## Begin MATERIAL PROVIDED

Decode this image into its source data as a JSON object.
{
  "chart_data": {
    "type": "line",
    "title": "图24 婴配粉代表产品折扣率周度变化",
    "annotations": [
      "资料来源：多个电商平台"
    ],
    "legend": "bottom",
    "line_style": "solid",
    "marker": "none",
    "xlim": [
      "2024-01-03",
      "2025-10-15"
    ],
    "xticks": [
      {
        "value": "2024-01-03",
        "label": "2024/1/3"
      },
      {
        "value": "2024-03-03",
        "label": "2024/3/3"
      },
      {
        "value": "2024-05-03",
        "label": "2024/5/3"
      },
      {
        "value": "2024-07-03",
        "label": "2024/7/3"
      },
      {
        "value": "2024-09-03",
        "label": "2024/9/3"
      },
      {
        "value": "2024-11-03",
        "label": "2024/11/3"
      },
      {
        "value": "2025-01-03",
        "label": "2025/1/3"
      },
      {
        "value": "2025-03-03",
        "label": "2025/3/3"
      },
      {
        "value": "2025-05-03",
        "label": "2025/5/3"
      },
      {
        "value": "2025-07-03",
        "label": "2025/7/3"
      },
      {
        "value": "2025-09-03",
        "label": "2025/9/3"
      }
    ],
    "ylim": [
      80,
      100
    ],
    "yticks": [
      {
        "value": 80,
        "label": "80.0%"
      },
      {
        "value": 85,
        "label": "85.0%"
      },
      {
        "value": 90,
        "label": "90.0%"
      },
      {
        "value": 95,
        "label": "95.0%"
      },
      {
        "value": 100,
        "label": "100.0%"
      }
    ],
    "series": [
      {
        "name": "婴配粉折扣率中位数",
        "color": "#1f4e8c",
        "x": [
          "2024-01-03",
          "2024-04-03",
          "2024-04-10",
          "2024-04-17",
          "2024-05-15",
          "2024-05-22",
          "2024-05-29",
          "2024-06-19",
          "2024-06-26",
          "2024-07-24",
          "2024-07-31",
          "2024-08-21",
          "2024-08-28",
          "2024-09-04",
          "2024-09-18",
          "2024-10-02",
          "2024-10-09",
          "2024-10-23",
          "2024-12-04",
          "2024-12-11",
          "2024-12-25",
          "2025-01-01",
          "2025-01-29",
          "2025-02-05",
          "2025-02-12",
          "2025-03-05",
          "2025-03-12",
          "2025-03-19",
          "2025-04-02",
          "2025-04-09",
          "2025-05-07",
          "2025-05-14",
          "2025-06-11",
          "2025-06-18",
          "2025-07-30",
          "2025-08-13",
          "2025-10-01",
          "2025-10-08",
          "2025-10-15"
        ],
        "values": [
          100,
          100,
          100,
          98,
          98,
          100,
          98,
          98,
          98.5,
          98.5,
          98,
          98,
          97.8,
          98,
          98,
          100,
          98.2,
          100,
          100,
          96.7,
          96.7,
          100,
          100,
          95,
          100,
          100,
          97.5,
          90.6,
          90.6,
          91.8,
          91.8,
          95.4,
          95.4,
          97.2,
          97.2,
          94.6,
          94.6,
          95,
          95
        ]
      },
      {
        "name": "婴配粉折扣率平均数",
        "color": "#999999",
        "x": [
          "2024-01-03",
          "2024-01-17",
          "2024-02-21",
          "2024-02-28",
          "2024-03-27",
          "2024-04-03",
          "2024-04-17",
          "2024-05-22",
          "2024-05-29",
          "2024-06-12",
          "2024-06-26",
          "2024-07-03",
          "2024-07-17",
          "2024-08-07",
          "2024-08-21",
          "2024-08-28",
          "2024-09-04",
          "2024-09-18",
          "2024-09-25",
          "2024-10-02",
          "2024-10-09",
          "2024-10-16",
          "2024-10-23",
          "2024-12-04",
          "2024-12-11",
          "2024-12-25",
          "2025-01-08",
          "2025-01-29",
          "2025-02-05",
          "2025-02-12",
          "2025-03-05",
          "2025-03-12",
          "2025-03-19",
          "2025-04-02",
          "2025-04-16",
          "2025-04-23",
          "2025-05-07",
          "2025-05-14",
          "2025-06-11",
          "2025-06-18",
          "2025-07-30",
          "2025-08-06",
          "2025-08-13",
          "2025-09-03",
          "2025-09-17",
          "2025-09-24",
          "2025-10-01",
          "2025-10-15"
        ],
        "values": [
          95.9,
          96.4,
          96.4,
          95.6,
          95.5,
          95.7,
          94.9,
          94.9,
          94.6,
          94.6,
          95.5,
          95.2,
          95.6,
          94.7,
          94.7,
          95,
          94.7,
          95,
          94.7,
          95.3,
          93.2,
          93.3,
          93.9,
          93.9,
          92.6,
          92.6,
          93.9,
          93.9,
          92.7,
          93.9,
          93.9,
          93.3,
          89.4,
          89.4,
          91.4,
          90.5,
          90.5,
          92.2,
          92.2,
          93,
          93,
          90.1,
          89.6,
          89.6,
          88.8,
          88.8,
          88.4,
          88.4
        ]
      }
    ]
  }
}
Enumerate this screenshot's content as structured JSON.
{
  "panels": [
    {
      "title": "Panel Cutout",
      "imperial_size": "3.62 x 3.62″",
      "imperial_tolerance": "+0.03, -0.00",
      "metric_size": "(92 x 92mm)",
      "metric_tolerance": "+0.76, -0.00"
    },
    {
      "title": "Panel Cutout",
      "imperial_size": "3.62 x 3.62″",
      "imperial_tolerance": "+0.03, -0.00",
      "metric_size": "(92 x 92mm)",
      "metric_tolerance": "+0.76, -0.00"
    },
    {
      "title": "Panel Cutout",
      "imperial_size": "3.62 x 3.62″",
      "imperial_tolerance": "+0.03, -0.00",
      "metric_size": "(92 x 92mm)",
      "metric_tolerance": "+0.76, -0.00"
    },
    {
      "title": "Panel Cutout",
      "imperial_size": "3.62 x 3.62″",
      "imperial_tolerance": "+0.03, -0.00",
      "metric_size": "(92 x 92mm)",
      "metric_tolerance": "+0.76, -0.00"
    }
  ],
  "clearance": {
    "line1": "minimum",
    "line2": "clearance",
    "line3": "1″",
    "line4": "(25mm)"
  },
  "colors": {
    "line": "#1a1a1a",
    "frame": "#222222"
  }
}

## End MATERIAL PROVIDED

STATED EXERCISE: Every record should be given again exactly.

ANSWER TO THIS PROBLEM:
Decode this image into its source data as a JSON object.
{
  "chart_data": {
    "type": "line",
    "title": "图24 婴配粉代表产品折扣率周度变化",
    "annotations": [
      "资料来源：多个电商平台"
    ],
    "legend": "bottom",
    "line_style": "solid",
    "marker": "none",
    "xlim": [
      "2024-01-03",
      "2025-10-15"
    ],
    "xticks": [
      {
        "value": "2024-01-03",
        "label": "2024/1/3"
      },
      {
        "value": "2024-03-03",
        "label": "2024/3/3"
      },
      {
        "value": "2024-05-03",
        "label": "2024/5/3"
      },
      {
        "value": "2024-07-03",
        "label": "2024/7/3"
      },
      {
        "value": "2024-09-03",
        "label": "2024/9/3"
      },
      {
        "value": "2024-11-03",
        "label": "2024/11/3"
      },
      {
        "value": "2025-01-03",
        "label": "2025/1/3"
      },
      {
        "value": "2025-03-03",
        "label": "2025/3/3"
      },
      {
        "value": "2025-05-03",
        "label": "2025/5/3"
      },
      {
        "value": "2025-07-03",
        "label": "2025/7/3"
      },
      {
        "value": "2025-09-03",
        "label": "2025/9/3"
      }
    ],
    "ylim": [
      80,
      100
    ],
    "yticks": [
      {
        "value": 80,
        "label": "80.0%"
      },
      {
        "value": 85,
        "label": "85.0%"
      },
      {
        "value": 90,
        "label": "90.0%"
      },
      {
        "value": 95,
        "label": "95.0%"
      },
      {
        "value": 100,
        "label": "100.0%"
      }
    ],
    "series": [
      {
        "name": "婴配粉折扣率中位数",
        "color": "#1f4e8c",
        "x": [
          "2024-01-03",
          "2024-04-03",
          "2024-04-10",
          "2024-04-17",
          "2024-05-15",
          "2024-05-22",
          "2024-05-29",
          "2024-06-19",
          "2024-06-26",
          "2024-07-24",
          "2024-07-31",
          "2024-08-21",
          "2024-08-28",
          "2024-09-04",
          "2024-09-18",
          "2024-10-02",
          "2024-10-09",
          "2024-10-23",
          "2024-12-04",
          "2024-12-11",
          "2024-12-25",
          "2025-01-01",
          "2025-01-29",
          "2025-02-05",
          "2025-02-12",
          "2025-03-05",
          "2025-03-12",
          "2025-03-19",
          "2025-04-02",
          "2025-04-09",
          "2025-05-07",
          "2025-05-14",
          "2025-06-11",
          "2025-06-18",
          "2025-07-30",
          "2025-08-13",
          "2025-10-01",
          "2025-10-08",
          "2025-10-15"
        ],
        "values": [
          100,
          100,
          100,
          98,
          98,
          100,
          98,
          98,
          98.5,
          98.5,
          98,
          98,
          97.8,
          98,
          98,
          100,
          98.2,
          100,
          100,
          96.7,
          96.7,
          100,
          100,
          95,
          100,
          100,
          97.5,
          90.6,
          90.6,
          91.8,
          91.8,
          95.4,
          95.4,
          97.2,
          97.2,
          94.6,
          94.6,
          95,
          95
        ]
      },
      {
        "name": "婴配粉折扣率平均数",
        "color": "#999999",
        "x": [
          "2024-01-03",
          "2024-01-17",
          "2024-02-21",
          "2024-02-28",
          "2024-03-27",
          "2024-04-03",
          "2024-04-17",
          "2024-05-22",
          "2024-05-29",
          "2024-06-12",
          "2024-06-26",
          "2024-07-03",
          "2024-07-17",
          "2024-08-07",
          "2024-08-21",
          "2024-08-28",
          "2024-09-04",
          "2024-09-18",
          "2024-09-25",
          "2024-10-02",
          "2024-10-09",
          "2024-10-16",
          "2024-10-23",
          "2024-12-04",
          "2024-12-11",
          "2024-12-25",
          "2025-01-08",
          "2025-01-29",
          "2025-02-05",
          "2025-02-12",
          "2025-03-05",
          "2025-03-12",
          "2025-03-19",
          "2025-04-02",
          "2025-04-16",
          "2025-04-23",
          "2025-05-07",
          "2025-05-14",
          "2025-06-11",
          "2025-06-18",
          "2025-07-30",
          "2025-08-06",
          "2025-08-13",
          "2025-09-03",
          "2025-09-17",
          "2025-09-24",
          "2025-10-01",
          "2025-10-15"
        ],
        "values": [
          95.9,
          96.4,
          96.4,
          95.6,
          95.5,
          95.7,
          94.9,
          94.9,
          94.6,
          94.6,
          95.5,
          95.2,
          95.6,
          94.7,
          94.7,
          95,
          94.7,
          95,
          94.7,
          95.3,
          93.2,
          93.3,
          93.9,
          93.9,
          92.6,
          92.6,
          93.9,
          93.9,
          92.7,
          93.9,
          93.9,
          93.3,
          89.4,
          89.4,
          91.4,
          90.5,
          90.5,
          92.2,
          92.2,
          93,
          93,
          90.1,
          89.6,
          89.6,
          88.8,
          88.8,
          88.4,
          88.4
        ]
      }
    ]
  }
}
Enumerate this screenshot's content as structured JSON.
{
  "panels": [
    {
      "title": "Panel Cutout",
      "imperial_size": "3.62 x 3.62″",
      "imperial_tolerance": "+0.03, -0.00",
      "metric_size": "(92 x 92mm)",
      "metric_tolerance": "+0.76, -0.00"
    },
    {
      "title": "Panel Cutout",
      "imperial_size": "3.62 x 3.62″",
      "imperial_tolerance": "+0.03, -0.00",
      "metric_size": "(92 x 92mm)",
      "metric_tolerance": "+0.76, -0.00"
    },
    {
      "title": "Panel Cutout",
      "imperial_size": "3.62 x 3.62″",
      "imperial_tolerance": "+0.03, -0.00",
      "metric_size": "(92 x 92mm)",
      "metric_tolerance": "+0.76, -0.00"
    },
    {
      "title": "Panel Cutout",
      "imperial_size": "3.62 x 3.62″",
      "imperial_tolerance": "+0.03, -0.00",
      "metric_size": "(92 x 92mm)",
      "metric_tolerance": "+0.76, -0.00"
    }
  ],
  "clearance": {
    "line1": "minimum",
    "line2": "clearance",
    "line3": "1″",
    "line4": "(25mm)"
  },
  "colors": {
    "line": "#1a1a1a",
    "frame": "#222222"
  }
}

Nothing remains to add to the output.